##### LISTED RECORDS
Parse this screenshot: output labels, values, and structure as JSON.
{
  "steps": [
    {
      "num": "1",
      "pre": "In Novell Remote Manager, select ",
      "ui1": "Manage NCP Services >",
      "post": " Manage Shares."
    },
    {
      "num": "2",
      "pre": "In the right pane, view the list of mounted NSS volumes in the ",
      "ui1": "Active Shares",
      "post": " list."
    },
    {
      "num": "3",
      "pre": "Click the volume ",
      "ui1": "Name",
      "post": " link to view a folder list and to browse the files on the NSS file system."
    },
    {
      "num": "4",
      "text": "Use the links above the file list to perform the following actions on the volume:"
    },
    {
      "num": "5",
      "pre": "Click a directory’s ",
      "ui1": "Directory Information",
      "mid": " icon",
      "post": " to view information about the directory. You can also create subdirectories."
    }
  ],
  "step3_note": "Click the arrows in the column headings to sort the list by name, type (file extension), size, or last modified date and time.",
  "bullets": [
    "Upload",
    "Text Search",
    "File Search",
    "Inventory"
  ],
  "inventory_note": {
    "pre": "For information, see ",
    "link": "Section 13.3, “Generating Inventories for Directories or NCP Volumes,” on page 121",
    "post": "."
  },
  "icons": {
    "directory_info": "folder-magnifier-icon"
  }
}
##########
* GOAL OF THE EXERCISE *
From the data, collect all lines where the string "view" appears.

* OUTPUT OF THE TASK *
      "pre": "In the right pane, view the list of mounted NSS volumes in the ",
      "post": " link to view a folder list and to browse the files on the NSS file system."
      "post": " to view information about the directory. You can also create subdirectories."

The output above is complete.